#### LISTED RECORDS

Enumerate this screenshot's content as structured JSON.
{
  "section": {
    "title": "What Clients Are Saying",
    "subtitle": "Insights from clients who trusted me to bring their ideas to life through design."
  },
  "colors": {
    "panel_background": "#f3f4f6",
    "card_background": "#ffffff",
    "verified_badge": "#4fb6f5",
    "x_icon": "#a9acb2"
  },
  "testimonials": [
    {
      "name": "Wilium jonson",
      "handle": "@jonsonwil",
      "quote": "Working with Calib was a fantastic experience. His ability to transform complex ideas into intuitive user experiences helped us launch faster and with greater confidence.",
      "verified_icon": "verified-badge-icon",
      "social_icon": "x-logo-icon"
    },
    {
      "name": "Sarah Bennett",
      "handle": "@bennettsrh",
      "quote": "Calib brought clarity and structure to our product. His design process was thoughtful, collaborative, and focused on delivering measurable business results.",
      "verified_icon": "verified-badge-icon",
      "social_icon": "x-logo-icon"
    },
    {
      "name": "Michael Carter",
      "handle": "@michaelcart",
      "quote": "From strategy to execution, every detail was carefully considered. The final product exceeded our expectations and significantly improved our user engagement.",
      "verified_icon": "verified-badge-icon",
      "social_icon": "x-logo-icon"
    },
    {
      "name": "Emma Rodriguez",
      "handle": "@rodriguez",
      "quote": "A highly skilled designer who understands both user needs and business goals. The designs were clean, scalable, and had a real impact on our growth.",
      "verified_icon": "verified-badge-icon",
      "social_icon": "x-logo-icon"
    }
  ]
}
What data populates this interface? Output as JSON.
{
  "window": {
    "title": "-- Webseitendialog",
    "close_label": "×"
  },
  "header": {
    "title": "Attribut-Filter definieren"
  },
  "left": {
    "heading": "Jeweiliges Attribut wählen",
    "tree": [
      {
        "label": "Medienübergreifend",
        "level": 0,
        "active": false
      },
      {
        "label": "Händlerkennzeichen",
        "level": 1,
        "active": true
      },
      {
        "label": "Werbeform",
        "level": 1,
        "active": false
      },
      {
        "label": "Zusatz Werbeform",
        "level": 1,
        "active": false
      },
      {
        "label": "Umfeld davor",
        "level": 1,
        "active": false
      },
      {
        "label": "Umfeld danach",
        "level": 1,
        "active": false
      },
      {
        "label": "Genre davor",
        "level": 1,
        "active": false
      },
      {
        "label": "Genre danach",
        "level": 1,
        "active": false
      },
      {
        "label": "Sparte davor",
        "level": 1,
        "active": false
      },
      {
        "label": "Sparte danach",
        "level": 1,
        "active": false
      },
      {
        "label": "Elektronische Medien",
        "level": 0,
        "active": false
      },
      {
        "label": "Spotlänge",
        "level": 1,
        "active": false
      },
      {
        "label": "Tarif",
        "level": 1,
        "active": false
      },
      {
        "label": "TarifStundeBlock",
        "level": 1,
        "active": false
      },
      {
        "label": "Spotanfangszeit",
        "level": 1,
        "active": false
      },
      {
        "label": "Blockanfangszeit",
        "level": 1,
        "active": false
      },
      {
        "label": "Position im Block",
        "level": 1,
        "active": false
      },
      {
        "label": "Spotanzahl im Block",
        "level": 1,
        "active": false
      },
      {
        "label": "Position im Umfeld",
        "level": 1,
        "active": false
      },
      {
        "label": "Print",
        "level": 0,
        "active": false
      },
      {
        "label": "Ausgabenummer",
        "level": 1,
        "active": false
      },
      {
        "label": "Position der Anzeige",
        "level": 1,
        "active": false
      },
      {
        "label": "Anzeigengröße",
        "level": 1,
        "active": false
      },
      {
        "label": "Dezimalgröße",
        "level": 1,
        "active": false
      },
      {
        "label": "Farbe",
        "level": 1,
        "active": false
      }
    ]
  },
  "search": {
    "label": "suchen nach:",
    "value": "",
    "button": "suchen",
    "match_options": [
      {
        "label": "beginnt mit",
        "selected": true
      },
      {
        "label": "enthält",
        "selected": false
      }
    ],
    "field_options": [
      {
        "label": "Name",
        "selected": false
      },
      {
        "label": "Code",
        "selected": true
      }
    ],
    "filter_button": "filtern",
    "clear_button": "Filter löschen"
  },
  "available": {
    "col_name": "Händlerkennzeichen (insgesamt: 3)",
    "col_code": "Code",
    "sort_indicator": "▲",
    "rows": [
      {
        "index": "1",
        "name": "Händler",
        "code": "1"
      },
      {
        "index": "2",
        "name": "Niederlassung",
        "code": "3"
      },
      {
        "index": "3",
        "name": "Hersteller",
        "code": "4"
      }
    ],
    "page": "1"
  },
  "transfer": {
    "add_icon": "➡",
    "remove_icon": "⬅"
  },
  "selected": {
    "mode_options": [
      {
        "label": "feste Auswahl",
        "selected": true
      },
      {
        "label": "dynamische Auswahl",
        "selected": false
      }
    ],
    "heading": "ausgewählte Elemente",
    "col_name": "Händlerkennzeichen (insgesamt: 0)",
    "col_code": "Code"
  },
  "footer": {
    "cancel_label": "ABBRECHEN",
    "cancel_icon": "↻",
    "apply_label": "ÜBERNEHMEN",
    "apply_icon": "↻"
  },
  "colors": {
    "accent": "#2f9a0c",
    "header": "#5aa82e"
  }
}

########

# INSTRUCTIONS TO FOLLOW:
Write the material out again in its entirety, exactly as shown.

# COMPLETE OUTPUT:
Enumerate this screenshot's content as structured JSON.
{
  "section": {
    "title": "What Clients Are Saying",
    "subtitle": "Insights from clients who trusted me to bring their ideas to life through design."
  },
  "colors": {
    "panel_background": "#f3f4f6",
    "card_background": "#ffffff",
    "verified_badge": "#4fb6f5",
    "x_icon": "#a9acb2"
  },
  "testimonials": [
    {
      "name": "Wilium jonson",
      "handle": "@jonsonwil",
      "quote": "Working with Calib was a fantastic experience. His ability to transform complex ideas into intuitive user experiences helped us launch faster and with greater confidence.",
      "verified_icon": "verified-badge-icon",
      "social_icon": "x-logo-icon"
    },
    {
      "name": "Sarah Bennett",
      "handle": "@bennettsrh",
      "quote": "Calib brought clarity and structure to our product. His design process was thoughtful, collaborative, and focused on delivering measurable business results.",
      "verified_icon": "verified-badge-icon",
      "social_icon": "x-logo-icon"
    },
    {
      "name": "Michael Carter",
      "handle": "@michaelcart",
      "quote": "From strategy to execution, every detail was carefully considered. The final product exceeded our expectations and significantly improved our user engagement.",
      "verified_icon": "verified-badge-icon",
      "social_icon": "x-logo-icon"
    },
    {
      "name": "Emma Rodriguez",
      "handle": "@rodriguez",
      "quote": "A highly skilled designer who understands both user needs and business goals. The designs were clean, scalable, and had a real impact on our growth.",
      "verified_icon": "verified-badge-icon",
      "social_icon": "x-logo-icon"
    }
  ]
}
What data populates this interface? Output as JSON.
{
  "window": {
    "title": "-- Webseitendialog",
    "close_label": "×"
  },
  "header": {
    "title": "Attribut-Filter definieren"
  },
  "left": {
    "heading": "Jeweiliges Attribut wählen",
    "tree": [
      {
        "label": "Medienübergreifend",
        "level": 0,
        "active": false
      },
      {
        "label": "Händlerkennzeichen",
        "level": 1,
        "active": true
      },
      {
        "label": "Werbeform",
        "level": 1,
        "active": false
      },
      {
        "label": "Zusatz Werbeform",
        "level": 1,
        "active": false
      },
      {
        "label": "Umfeld davor",
        "level": 1,
        "active": false
      },
      {
        "label": "Umfeld danach",
        "level": 1,
        "active": false
      },
      {
        "label": "Genre davor",
        "level": 1,
        "active": false
      },
      {
        "label": "Genre danach",
        "level": 1,
        "active": false
      },
      {
        "label": "Sparte davor",
        "level": 1,
        "active": false
      },
      {
        "label": "Sparte danach",
        "level": 1,
        "active": false
      },
      {
        "label": "Elektronische Medien",
        "level": 0,
        "active": false
      },
      {
        "label": "Spotlänge",
        "level": 1,
        "active": false
      },
      {
        "label": "Tarif",
        "level": 1,
        "active": false
      },
      {
        "label": "TarifStundeBlock",
        "level": 1,
        "active": false
      },
      {
        "label": "Spotanfangszeit",
        "level": 1,
        "active": false
      },
      {
        "label": "Blockanfangszeit",
        "level": 1,
        "active": false
      },
      {
        "label": "Position im Block",
        "level": 1,
        "active": false
      },
      {
        "label": "Spotanzahl im Block",
        "level": 1,
        "active": false
      },
      {
        "label": "Position im Umfeld",
        "level": 1,
        "active": false
      },
      {
        "label": "Print",
        "level": 0,
        "active": false
      },
      {
        "label": "Ausgabenummer",
        "level": 1,
        "active": false
      },
      {
        "label": "Position der Anzeige",
        "level": 1,
        "active": false
      },
      {
        "label": "Anzeigengröße",
        "level": 1,
        "active": false
      },
      {
        "label": "Dezimalgröße",
        "level": 1,
        "active": false
      },
      {
        "label": "Farbe",
        "level": 1,
        "active": false
      }
    ]
  },
  "search": {
    "label": "suchen nach:",
    "value": "",
    "button": "suchen",
    "match_options": [
      {
        "label": "beginnt mit",
        "selected": true
      },
      {
        "label": "enthält",
        "selected": false
      }
    ],
    "field_options": [
      {
        "label": "Name",
        "selected": false
      },
      {
        "label": "Code",
        "selected": true
      }
    ],
    "filter_button": "filtern",
    "clear_button": "Filter löschen"
  },
  "available": {
    "col_name": "Händlerkennzeichen (insgesamt: 3)",
    "col_code": "Code",
    "sort_indicator": "▲",
    "rows": [
      {
        "index": "1",
        "name": "Händler",
        "code": "1"
      },
      {
        "index": "2",
        "name": "Niederlassung",
        "code": "3"
      },
      {
        "index": "3",
        "name": "Hersteller",
        "code": "4"
      }
    ],
    "page": "1"
  },
  "transfer": {
    "add_icon": "➡",
    "remove_icon": "⬅"
  },
  "selected": {
    "mode_options": [
      {
        "label": "feste Auswahl",
        "selected": true
      },
      {
        "label": "dynamische Auswahl",
        "selected": false
      }
    ],
    "heading": "ausgewählte Elemente",
    "col_name": "Händlerkennzeichen (insgesamt: 0)",
    "col_code": "Code"
  },
  "footer": {
    "cancel_label": "ABBRECHEN",
    "cancel_icon": "↻",
    "apply_label": "ÜBERNEHMEN",
    "apply_icon": "↻"
  },
  "colors": {
    "accent": "#2f9a0c",
    "header": "#5aa82e"
  }
}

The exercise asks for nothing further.